- [EXERCISE PROMPT]
Check each line of the data below for the word "value", then extract the ones that have it.

- [DATASET EXCERPTS]
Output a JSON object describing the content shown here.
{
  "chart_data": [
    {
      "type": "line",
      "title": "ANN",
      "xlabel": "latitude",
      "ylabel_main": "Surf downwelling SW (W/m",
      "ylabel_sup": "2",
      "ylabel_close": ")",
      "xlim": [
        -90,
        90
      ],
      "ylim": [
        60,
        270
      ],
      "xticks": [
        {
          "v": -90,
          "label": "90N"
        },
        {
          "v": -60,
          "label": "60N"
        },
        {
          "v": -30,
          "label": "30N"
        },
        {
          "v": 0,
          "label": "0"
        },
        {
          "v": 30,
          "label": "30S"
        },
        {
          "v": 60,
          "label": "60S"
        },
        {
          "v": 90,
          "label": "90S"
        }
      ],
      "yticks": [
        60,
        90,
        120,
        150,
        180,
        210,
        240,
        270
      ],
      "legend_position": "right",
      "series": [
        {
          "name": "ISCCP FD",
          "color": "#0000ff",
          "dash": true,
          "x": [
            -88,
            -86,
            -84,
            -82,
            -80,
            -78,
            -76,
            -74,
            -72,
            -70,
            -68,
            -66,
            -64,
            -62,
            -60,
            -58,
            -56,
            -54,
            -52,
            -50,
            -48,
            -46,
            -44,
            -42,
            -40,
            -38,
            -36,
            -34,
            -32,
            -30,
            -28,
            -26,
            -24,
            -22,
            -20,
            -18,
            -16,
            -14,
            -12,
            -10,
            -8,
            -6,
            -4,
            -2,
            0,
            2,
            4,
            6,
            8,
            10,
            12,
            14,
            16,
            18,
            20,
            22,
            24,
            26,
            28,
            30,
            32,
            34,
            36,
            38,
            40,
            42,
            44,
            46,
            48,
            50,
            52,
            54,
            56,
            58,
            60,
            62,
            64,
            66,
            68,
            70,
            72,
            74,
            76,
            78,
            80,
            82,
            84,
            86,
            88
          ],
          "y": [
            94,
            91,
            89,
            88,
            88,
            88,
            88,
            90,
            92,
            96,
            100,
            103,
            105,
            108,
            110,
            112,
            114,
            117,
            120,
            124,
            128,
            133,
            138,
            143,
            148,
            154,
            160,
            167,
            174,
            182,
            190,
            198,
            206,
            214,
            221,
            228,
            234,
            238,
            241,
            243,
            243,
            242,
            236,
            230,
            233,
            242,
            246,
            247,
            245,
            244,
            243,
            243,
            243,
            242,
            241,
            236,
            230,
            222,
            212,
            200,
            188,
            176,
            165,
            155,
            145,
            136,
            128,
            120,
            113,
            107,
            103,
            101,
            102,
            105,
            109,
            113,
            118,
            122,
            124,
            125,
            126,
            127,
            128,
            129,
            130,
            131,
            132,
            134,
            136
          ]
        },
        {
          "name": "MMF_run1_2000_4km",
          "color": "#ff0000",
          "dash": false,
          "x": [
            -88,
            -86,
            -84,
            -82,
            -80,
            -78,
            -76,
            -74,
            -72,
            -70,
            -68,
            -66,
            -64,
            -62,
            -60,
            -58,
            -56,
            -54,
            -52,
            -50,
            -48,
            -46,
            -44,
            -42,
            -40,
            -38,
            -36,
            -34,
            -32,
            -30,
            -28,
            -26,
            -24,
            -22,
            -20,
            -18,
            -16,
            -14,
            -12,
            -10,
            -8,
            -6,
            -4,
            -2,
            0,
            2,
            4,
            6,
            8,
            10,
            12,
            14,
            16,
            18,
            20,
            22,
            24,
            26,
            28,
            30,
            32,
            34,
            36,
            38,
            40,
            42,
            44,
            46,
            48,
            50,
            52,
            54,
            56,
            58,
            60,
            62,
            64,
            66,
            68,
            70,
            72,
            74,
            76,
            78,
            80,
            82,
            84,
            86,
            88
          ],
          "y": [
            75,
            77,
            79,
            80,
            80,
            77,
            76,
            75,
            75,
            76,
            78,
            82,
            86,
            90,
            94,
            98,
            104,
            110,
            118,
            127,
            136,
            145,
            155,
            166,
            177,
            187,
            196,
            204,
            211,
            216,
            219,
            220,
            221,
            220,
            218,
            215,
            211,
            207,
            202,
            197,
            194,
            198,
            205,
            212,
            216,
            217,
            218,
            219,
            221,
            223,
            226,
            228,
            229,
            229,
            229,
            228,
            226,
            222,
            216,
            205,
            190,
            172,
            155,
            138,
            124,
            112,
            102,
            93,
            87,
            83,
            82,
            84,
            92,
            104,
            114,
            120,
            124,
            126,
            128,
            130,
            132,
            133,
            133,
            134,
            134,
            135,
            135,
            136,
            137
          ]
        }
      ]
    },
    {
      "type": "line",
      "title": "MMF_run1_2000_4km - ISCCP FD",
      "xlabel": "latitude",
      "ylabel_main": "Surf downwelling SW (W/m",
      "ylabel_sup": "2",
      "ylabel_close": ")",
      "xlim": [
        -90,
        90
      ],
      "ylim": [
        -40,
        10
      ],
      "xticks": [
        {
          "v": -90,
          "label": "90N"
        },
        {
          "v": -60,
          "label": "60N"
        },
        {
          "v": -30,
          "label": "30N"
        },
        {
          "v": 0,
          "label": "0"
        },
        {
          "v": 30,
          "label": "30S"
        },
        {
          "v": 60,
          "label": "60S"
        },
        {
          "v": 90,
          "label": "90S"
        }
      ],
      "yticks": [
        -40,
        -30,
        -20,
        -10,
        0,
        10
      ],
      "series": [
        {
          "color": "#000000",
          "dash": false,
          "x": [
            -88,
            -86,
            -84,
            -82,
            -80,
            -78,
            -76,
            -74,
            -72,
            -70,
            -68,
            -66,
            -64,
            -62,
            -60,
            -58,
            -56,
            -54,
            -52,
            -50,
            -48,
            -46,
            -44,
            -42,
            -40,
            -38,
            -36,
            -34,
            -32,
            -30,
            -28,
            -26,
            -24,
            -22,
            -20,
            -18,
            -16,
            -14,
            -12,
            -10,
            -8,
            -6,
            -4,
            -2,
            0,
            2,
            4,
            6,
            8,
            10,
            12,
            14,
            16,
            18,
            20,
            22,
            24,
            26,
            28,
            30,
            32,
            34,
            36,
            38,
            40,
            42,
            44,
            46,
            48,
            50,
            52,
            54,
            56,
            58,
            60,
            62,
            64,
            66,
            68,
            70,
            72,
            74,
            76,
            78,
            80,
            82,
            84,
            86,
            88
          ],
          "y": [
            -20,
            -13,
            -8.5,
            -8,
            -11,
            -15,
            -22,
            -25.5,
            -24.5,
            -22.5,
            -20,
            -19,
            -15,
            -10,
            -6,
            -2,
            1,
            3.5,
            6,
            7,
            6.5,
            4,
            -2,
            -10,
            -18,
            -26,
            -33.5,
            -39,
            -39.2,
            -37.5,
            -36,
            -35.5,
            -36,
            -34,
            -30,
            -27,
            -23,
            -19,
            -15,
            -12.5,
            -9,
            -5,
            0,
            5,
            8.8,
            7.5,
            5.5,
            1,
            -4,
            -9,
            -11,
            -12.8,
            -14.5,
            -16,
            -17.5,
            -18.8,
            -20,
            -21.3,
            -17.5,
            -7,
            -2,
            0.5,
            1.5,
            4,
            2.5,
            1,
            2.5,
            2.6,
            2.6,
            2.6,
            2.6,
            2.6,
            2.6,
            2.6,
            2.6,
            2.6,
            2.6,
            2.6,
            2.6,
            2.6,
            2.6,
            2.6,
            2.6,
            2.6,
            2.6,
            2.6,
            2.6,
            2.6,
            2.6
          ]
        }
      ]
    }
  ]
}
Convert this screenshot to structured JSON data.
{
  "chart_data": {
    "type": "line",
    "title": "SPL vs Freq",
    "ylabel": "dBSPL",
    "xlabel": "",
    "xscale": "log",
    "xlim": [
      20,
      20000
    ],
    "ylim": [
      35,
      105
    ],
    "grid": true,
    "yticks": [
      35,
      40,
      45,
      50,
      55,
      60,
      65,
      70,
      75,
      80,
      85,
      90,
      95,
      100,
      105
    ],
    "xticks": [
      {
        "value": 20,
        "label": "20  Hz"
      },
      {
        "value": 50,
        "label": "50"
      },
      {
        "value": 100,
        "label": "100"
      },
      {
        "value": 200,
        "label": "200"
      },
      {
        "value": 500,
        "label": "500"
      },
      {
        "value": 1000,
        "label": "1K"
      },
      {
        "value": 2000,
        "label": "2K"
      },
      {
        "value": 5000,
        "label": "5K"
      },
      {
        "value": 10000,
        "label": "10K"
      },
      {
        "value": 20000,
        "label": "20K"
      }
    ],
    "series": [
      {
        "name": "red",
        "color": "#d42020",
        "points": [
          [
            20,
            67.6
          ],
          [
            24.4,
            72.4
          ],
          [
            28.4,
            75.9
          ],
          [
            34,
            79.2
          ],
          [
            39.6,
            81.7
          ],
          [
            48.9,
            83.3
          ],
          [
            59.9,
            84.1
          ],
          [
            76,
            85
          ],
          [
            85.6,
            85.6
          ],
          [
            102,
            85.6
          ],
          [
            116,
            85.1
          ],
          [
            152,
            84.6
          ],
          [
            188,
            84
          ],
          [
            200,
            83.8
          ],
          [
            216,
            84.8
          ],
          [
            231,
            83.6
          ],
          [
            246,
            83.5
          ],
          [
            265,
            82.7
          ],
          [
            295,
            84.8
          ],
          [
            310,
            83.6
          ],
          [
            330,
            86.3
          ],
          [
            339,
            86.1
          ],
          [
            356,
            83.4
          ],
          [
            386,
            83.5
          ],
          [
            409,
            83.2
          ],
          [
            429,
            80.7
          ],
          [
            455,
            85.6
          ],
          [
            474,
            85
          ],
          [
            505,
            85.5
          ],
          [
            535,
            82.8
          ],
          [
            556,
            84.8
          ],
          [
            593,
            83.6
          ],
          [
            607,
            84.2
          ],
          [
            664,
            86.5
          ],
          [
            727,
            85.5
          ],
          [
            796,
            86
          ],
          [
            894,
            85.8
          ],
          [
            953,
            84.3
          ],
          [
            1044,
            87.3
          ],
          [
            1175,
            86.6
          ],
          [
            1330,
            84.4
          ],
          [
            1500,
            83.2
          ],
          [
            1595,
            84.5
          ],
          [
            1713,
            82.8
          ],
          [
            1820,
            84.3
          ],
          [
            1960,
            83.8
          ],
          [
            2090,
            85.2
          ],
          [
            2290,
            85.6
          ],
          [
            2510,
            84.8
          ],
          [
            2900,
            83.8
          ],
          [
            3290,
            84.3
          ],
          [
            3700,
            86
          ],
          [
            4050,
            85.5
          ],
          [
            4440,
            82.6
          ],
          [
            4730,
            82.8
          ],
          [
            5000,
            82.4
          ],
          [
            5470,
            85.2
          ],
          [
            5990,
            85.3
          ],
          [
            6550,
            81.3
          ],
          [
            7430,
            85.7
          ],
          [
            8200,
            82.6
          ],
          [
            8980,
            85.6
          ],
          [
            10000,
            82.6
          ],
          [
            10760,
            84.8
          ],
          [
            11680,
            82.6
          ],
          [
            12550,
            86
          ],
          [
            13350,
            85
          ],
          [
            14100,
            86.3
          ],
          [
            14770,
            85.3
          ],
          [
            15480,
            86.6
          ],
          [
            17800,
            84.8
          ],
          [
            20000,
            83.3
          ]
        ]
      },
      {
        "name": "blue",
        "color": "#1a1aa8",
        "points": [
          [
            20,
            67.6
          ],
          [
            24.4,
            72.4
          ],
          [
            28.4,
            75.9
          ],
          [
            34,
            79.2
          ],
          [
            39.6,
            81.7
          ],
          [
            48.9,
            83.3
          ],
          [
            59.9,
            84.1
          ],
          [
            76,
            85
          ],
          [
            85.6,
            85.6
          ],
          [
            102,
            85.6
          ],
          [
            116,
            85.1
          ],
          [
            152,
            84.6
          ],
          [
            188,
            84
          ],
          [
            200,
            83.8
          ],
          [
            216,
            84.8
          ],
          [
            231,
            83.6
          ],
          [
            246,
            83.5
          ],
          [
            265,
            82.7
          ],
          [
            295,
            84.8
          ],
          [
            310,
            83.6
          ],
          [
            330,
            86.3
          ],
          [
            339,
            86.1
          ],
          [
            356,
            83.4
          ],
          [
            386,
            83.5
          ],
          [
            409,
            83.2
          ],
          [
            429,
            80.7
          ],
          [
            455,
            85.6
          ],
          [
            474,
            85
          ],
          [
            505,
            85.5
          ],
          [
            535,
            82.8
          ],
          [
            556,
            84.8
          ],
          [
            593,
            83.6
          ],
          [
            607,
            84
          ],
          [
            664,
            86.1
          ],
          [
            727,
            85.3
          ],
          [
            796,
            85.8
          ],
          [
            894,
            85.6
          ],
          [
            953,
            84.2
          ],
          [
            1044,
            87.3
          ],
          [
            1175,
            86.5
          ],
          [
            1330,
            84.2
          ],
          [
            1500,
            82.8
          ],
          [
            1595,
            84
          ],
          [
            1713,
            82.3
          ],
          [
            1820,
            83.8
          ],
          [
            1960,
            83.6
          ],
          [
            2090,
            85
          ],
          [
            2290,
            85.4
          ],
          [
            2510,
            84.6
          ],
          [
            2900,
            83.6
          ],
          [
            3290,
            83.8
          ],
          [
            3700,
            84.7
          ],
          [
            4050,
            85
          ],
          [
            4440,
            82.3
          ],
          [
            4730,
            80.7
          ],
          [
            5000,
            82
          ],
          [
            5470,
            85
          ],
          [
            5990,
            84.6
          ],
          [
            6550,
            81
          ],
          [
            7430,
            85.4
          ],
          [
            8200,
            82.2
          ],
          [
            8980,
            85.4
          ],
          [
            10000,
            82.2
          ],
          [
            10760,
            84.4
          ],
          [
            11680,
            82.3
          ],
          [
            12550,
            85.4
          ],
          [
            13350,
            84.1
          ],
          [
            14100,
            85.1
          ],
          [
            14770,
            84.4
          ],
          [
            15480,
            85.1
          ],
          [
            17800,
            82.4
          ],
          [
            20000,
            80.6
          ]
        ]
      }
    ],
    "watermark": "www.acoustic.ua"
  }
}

- [SOLUTION BELOW]
        "value": 20,
        "value": 50,
        "value": 100,
        "value": 200,
        "value": 500,
        "value": 1000,
        "value": 2000,
        "value": 5000,
        "value": 10000,
        "value": 20000,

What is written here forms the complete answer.